(Source records)
◆ ◆ ◆ ◆ ◆

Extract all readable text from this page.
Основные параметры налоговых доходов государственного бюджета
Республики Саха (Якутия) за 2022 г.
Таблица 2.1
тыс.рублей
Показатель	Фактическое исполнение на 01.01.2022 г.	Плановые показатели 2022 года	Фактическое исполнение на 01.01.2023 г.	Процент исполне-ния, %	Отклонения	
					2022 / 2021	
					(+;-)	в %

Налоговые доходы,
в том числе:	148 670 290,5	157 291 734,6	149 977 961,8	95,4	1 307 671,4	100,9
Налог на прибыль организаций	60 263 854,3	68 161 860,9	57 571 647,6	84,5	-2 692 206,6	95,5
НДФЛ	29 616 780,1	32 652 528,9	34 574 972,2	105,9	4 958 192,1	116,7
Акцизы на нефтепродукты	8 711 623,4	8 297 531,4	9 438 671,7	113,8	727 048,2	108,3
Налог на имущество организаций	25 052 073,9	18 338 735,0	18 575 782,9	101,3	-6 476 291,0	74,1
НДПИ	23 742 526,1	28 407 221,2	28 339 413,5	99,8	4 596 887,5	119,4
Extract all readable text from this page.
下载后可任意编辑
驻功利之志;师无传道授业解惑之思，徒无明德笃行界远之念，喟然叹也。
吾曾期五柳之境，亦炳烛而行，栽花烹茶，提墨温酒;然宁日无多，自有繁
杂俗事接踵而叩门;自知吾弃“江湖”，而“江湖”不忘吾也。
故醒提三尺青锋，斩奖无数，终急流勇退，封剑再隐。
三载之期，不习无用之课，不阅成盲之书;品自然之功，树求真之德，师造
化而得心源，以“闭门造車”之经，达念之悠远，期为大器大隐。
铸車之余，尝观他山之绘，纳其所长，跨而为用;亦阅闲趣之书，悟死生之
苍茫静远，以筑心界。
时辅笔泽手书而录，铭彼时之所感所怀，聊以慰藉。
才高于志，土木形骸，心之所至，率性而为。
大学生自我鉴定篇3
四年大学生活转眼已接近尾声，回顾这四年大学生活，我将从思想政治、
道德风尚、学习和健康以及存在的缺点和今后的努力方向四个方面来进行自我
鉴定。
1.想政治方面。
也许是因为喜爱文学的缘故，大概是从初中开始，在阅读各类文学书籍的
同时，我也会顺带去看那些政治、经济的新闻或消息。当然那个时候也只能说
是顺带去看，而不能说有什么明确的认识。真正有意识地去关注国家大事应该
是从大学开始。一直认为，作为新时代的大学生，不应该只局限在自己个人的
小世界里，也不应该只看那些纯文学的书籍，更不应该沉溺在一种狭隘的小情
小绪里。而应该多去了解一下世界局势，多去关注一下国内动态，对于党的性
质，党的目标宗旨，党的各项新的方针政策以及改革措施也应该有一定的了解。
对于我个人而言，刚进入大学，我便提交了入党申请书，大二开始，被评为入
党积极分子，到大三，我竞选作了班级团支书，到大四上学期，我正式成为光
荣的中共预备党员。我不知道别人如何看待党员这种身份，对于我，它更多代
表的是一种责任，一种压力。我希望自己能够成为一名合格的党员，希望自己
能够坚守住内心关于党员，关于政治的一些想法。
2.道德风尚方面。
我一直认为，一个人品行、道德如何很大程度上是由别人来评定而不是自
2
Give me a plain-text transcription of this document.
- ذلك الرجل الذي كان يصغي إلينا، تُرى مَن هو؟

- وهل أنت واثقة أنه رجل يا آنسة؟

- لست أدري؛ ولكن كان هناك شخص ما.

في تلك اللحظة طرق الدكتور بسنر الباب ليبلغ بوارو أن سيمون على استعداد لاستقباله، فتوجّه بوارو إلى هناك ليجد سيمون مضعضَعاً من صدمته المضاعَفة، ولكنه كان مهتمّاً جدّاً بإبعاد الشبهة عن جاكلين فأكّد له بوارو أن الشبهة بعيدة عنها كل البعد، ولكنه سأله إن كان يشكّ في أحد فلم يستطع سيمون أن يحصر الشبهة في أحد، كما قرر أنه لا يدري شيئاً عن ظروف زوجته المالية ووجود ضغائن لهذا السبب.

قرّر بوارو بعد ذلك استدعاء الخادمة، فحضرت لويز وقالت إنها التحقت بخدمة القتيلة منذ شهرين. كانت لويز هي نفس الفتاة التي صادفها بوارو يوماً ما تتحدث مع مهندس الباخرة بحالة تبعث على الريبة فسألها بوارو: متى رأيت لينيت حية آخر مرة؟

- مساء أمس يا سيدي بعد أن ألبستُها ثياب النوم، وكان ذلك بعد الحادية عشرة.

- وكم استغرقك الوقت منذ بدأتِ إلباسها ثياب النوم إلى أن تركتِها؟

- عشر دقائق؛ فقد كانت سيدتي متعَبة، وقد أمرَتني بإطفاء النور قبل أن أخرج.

◆ ◆ ◆ ◆ ◆

» **AIM OF THE EXERCISE**: In the material above, show every line where the word "النوم" turns up.

» **ANSWER TO THIS EXERCISE**:
- مساء أمس يا سيدي بعد أن ألبستُها ثياب النوم، وكان ذلك بعد الحادية عشرة.
- وكم استغرقك الوقت منذ بدأتِ إلباسها ثياب النوم إلى أن تركتِها؟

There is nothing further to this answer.